Raw records
════
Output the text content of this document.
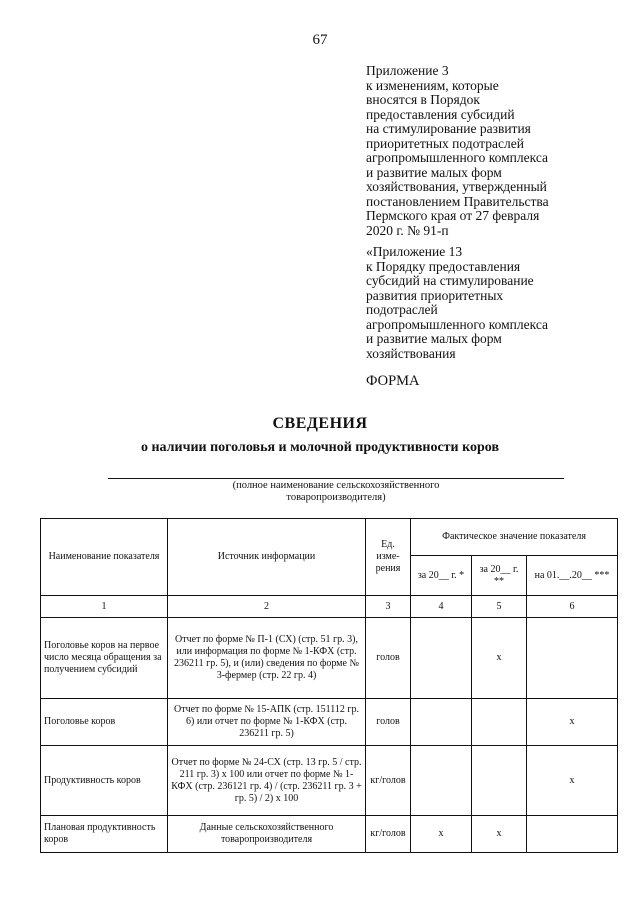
67
Приложение 3
к изменениям, которые
вносятся в Порядок
предоставления субсидий
на стимулирование развития
приоритетных подотраслей
агропромышленного комплекса
и развитие малых форм
хозяйствования, утвержденный
постановлением Правительства
Пермского края от 27 февраля
2020 г. № 91-п
«Приложение 13
к Порядку предоставления
субсидий на стимулирование
развития приоритетных
подотраслей
агропромышленного комплекса
и развитие малых форм
хозяйствования
ФОРМА
СВЕДЕНИЯ
о наличии поголовья и молочной продуктивности коров
(полное наименование сельскохозяйственного
товаропроизводителя)
Наименование показателя	Источник информации	Ед. изме- рения	Фактическое значение показателя		
			за 20__ г. *	за 20__ г. **	на 01.__.20__ ***
1	2	3	4	5	6
Поголовье коров на первое число месяца обращения за получением субсидий	Отчет по форме № П-1 (СХ) (стр. 51 гр. 3), или информация по форме № 1-КФХ (стр. 236211 гр. 5), и (или) сведения по форме № 3-фермер (стр. 22 гр. 4)	голов		x	
Поголовье коров	Отчет по форме № 15-АПК (стр. 151112 гр. 6) или отчет по форме № 1-КФХ (стр. 236211 гр. 5)	голов			x
Продуктивность коров	Отчет по форме № 24-СХ (стр. 13 гр. 5 / стр. 211 гр. 3) x 100 или отчет по форме № 1-КФХ (стр. 236121 гр. 4) / (стр. 236211 гр. 3 + гр. 5) / 2) x 100	кг/голов			x
Плановая продуктивность коров	Данные сельскохозяйственного товаропроизводителя	кг/голов	x	x	
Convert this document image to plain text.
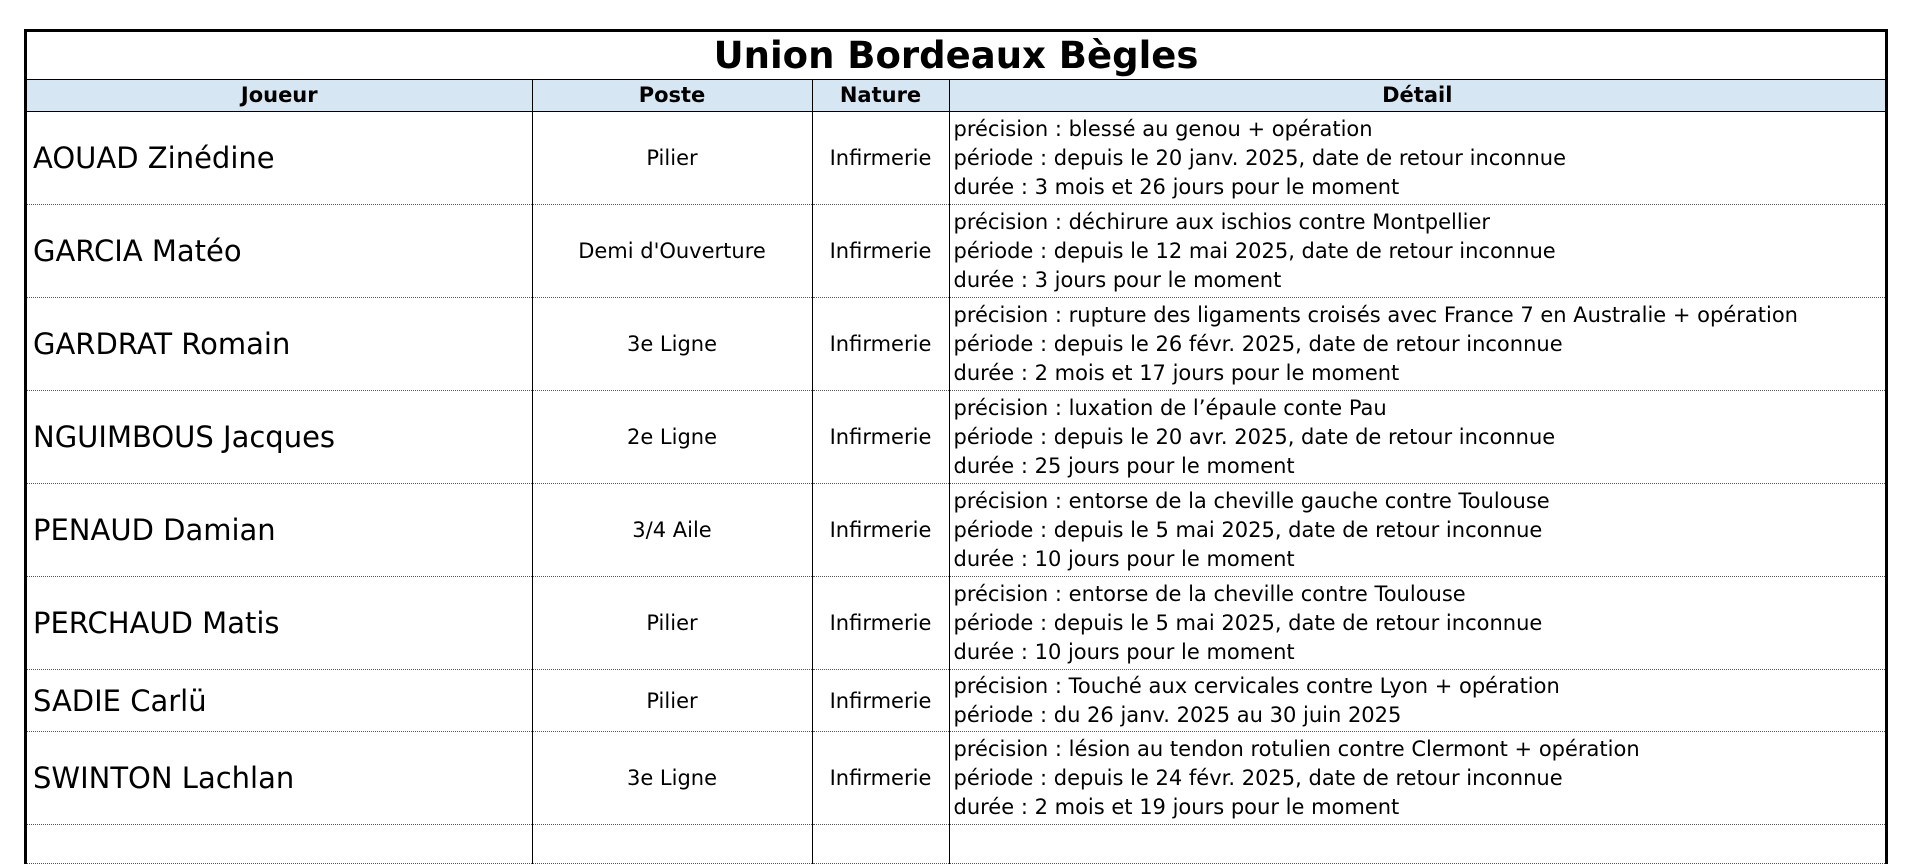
Union Bordeaux Bègles			
Joueur	Poste	Nature	Détail
AOUAD Zinédine	Pilier	Infirmerie	précision : blessé au genou + opération
période : depuis le 20 janv. 2025, date de retour inconnue
durée : 3 mois et 26 jours pour le moment

GARCIA Matéo	Demi d'Ouverture	Infirmerie	précision : déchirure aux ischios contre Montpellier
période : depuis le 12 mai 2025, date de retour inconnue
durée : 3 jours pour le moment

GARDRAT Romain	3e Ligne	Infirmerie	précision : rupture des ligaments croisés avec France 7 en Australie + opération
période : depuis le 26 févr. 2025, date de retour inconnue
durée : 2 mois et 17 jours pour le moment

NGUIMBOUS Jacques	2e Ligne	Infirmerie	précision : luxation de l’épaule conte Pau
période : depuis le 20 avr. 2025, date de retour inconnue
durée : 25 jours pour le moment

PENAUD Damian	3/4 Aile	Infirmerie	précision : entorse de la cheville gauche contre Toulouse
période : depuis le 5 mai 2025, date de retour inconnue
durée : 10 jours pour le moment

PERCHAUD Matis	Pilier	Infirmerie	précision : entorse de la cheville contre Toulouse
période : depuis le 5 mai 2025, date de retour inconnue
durée : 10 jours pour le moment

SADIE Carlü	Pilier	Infirmerie	précision : Touché aux cervicales contre Lyon + opération
période : du 26 janv. 2025 au 30 juin 2025

SWINTON Lachlan	3e Ligne	Infirmerie	précision : lésion au tendon rotulien contre Clermont + opération
période : depuis le 24 févr. 2025, date de retour inconnue
durée : 2 mois et 19 jours pour le moment
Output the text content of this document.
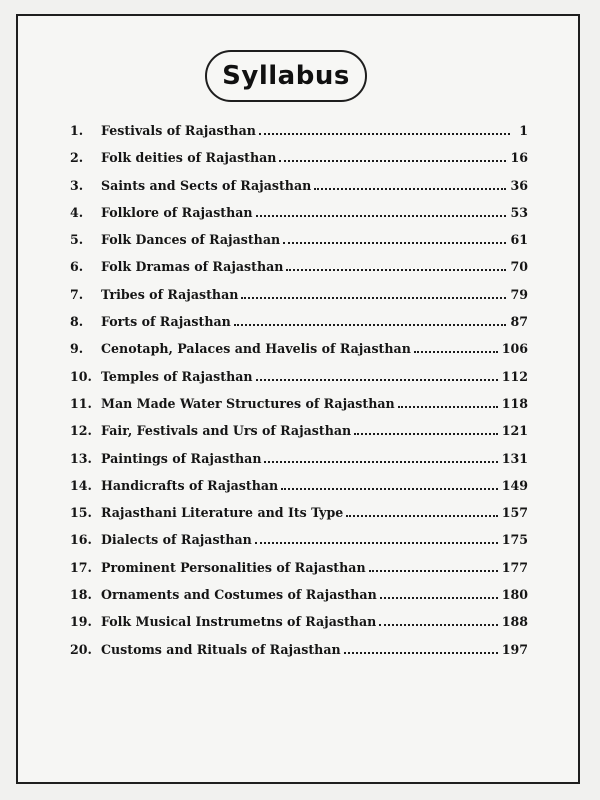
Syllabus
1.	Festivals of Rajasthan	1
2.	Folk deities of Rajasthan	16
3.	Saints and Sects of Rajasthan	36
4.	Folklore of Rajasthan	53
5.	Folk Dances of Rajasthan	61
6.	Folk Dramas of Rajasthan	70
7.	Tribes of Rajasthan	79
8.	Forts of Rajasthan	87
9.	Cenotaph, Palaces and Havelis of Rajasthan	106
10. Temples of Rajasthan	112
11. Man Made Water Structures of Rajasthan	118
12. Fair, Festivals and Urs of Rajasthan	121
13. Paintings of Rajasthan	131
14. Handicrafts of Rajasthan	149
15. Rajasthani Literature and Its Type	157
16. Dialects of Rajasthan	175
17. Prominent Personalities of Rajasthan	177
18. Ornaments and Costumes of Rajasthan	180
19. Folk Musical Instrumetns of Rajasthan	188
20. Customs and Rituals of Rajasthan	197
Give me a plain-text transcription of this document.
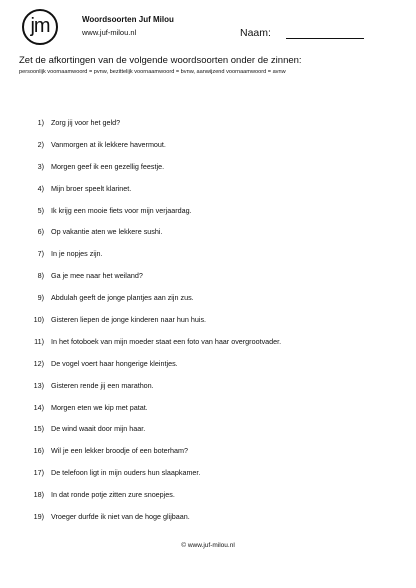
jm	Woordsoorten Juf Milou
www.juf-milou.nl	Naam:
Zet de afkortingen van de volgende woordsoorten onder de zinnen:
persoonlijk voornaamwoord = pvnw, bezittelijk voornaamwoord = bvnw, aanwijzend voornaamwoord = avnw
1) Zorg jij voor het geld?
2) Vanmorgen at ik lekkere havermout.
3) Morgen geef ik een gezellig feestje.
4) Mijn broer speelt klarinet.
5) Ik krijg een mooie fiets voor mijn verjaardag.
6) Op vakantie aten we lekkere sushi.
7) In je nopjes zijn.
8) Ga je mee naar het weiland?
9) Abdulah geeft de jonge plantjes aan zijn zus.
10) Gisteren liepen de jonge kinderen naar hun huis.
11) In het fotoboek van mijn moeder staat een foto van haar overgrootvader.
12) De vogel voert haar hongerige kleintjes.
13) Gisteren rende jij een marathon.
14) Morgen eten we kip met patat.
15) De wind waait door mijn haar.
16) Wil je een lekker broodje of een boterham?
17) De telefoon ligt in mijn ouders hun slaapkamer.
18) In dat ronde potje zitten zure snoepjes.
19) Vroeger durfde ik niet van de hoge glijbaan.
© www.juf-milou.nl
════
* Stated goal *
Every entry above should be duplicated exactly. Do not include the images.

* Task output *
Output the text content of this document.
67
Приложение 3
к изменениям, которые
вносятся в Порядок
предоставления субсидий
на стимулирование развития
приоритетных подотраслей
агропромышленного комплекса
и развитие малых форм
хозяйствования, утвержденный
постановлением Правительства
Пермского края от 27 февраля
2020 г. № 91-п
«Приложение 13
к Порядку предоставления
субсидий на стимулирование
развития приоритетных
подотраслей
агропромышленного комплекса
и развитие малых форм
хозяйствования
ФОРМА
СВЕДЕНИЯ
о наличии поголовья и молочной продуктивности коров
(полное наименование сельскохозяйственного
товаропроизводителя)
Наименование показателя	Источник информации	Ед. изме- рения	Фактическое значение показателя		
			за 20__ г. *	за 20__ г. **	на 01.__.20__ ***
1	2	3	4	5	6
Поголовье коров на первое число месяца обращения за получением субсидий	Отчет по форме № П-1 (СХ) (стр. 51 гр. 3), или информация по форме № 1-КФХ (стр. 236211 гр. 5), и (или) сведения по форме № 3-фермер (стр. 22 гр. 4)	голов		x	
Поголовье коров	Отчет по форме № 15-АПК (стр. 151112 гр. 6) или отчет по форме № 1-КФХ (стр. 236211 гр. 5)	голов			x
Продуктивность коров	Отчет по форме № 24-СХ (стр. 13 гр. 5 / стр. 211 гр. 3) x 100 или отчет по форме № 1-КФХ (стр. 236121 гр. 4) / (стр. 236211 гр. 3 + гр. 5) / 2) x 100	кг/голов			x
Плановая продуктивность коров	Данные сельскохозяйственного товаропроизводителя	кг/голов	x	x	
Convert this document image to plain text.
Union Bordeaux Bègles			
Joueur	Poste	Nature	Détail
AOUAD Zinédine	Pilier	Infirmerie	précision : blessé au genou + opération
période : depuis le 20 janv. 2025, date de retour inconnue
durée : 3 mois et 26 jours pour le moment

GARCIA Matéo	Demi d'Ouverture	Infirmerie	précision : déchirure aux ischios contre Montpellier
période : depuis le 12 mai 2025, date de retour inconnue
durée : 3 jours pour le moment

GARDRAT Romain	3e Ligne	Infirmerie	précision : rupture des ligaments croisés avec France 7 en Australie + opération
période : depuis le 26 févr. 2025, date de retour inconnue
durée : 2 mois et 17 jours pour le moment

NGUIMBOUS Jacques	2e Ligne	Infirmerie	précision : luxation de l’épaule conte Pau
période : depuis le 20 avr. 2025, date de retour inconnue
durée : 25 jours pour le moment

PENAUD Damian	3/4 Aile	Infirmerie	précision : entorse de la cheville gauche contre Toulouse
période : depuis le 5 mai 2025, date de retour inconnue
durée : 10 jours pour le moment

PERCHAUD Matis	Pilier	Infirmerie	précision : entorse de la cheville contre Toulouse
période : depuis le 5 mai 2025, date de retour inconnue
durée : 10 jours pour le moment

SADIE Carlü	Pilier	Infirmerie	précision : Touché aux cervicales contre Lyon + opération
période : du 26 janv. 2025 au 30 juin 2025

SWINTON Lachlan	3e Ligne	Infirmerie	précision : lésion au tendon rotulien contre Clermont + opération
période : depuis le 24 févr. 2025, date de retour inconnue
durée : 2 mois et 19 jours pour le moment
Output the text content of this document.
Syllabus
1.	Festivals of Rajasthan	1
2.	Folk deities of Rajasthan	16
3.	Saints and Sects of Rajasthan	36
4.	Folklore of Rajasthan	53
5.	Folk Dances of Rajasthan	61
6.	Folk Dramas of Rajasthan	70
7.	Tribes of Rajasthan	79
8.	Forts of Rajasthan	87
9.	Cenotaph, Palaces and Havelis of Rajasthan	106
10. Temples of Rajasthan	112
11. Man Made Water Structures of Rajasthan	118
12. Fair, Festivals and Urs of Rajasthan	121
13. Paintings of Rajasthan	131
14. Handicrafts of Rajasthan	149
15. Rajasthani Literature and Its Type	157
16. Dialects of Rajasthan	175
17. Prominent Personalities of Rajasthan	177
18. Ornaments and Costumes of Rajasthan	180
19. Folk Musical Instrumetns of Rajasthan	188
20. Customs and Rituals of Rajasthan	197
Give me a plain-text transcription of this document.
jm	Woordsoorten Juf Milou
www.juf-milou.nl	Naam:
Zet de afkortingen van de volgende woordsoorten onder de zinnen:
persoonlijk voornaamwoord = pvnw, bezittelijk voornaamwoord = bvnw, aanwijzend voornaamwoord = avnw
1) Zorg jij voor het geld?
2) Vanmorgen at ik lekkere havermout.
3) Morgen geef ik een gezellig feestje.
4) Mijn broer speelt klarinet.
5) Ik krijg een mooie fiets voor mijn verjaardag.
6) Op vakantie aten we lekkere sushi.
7) In je nopjes zijn.
8) Ga je mee naar het weiland?
9) Abdulah geeft de jonge plantjes aan zijn zus.
10) Gisteren liepen de jonge kinderen naar hun huis.
11) In het fotoboek van mijn moeder staat een foto van haar overgrootvader.
12) De vogel voert haar hongerige kleintjes.
13) Gisteren rende jij een marathon.
14) Morgen eten we kip met patat.
15) De wind waait door mijn haar.
16) Wil je een lekker broodje of een boterham?
17) De telefoon ligt in mijn ouders hun slaapkamer.
18) In dat ronde potje zitten zure snoepjes.
19) Vroeger durfde ik niet van de hoge glijbaan.
© www.juf-milou.nl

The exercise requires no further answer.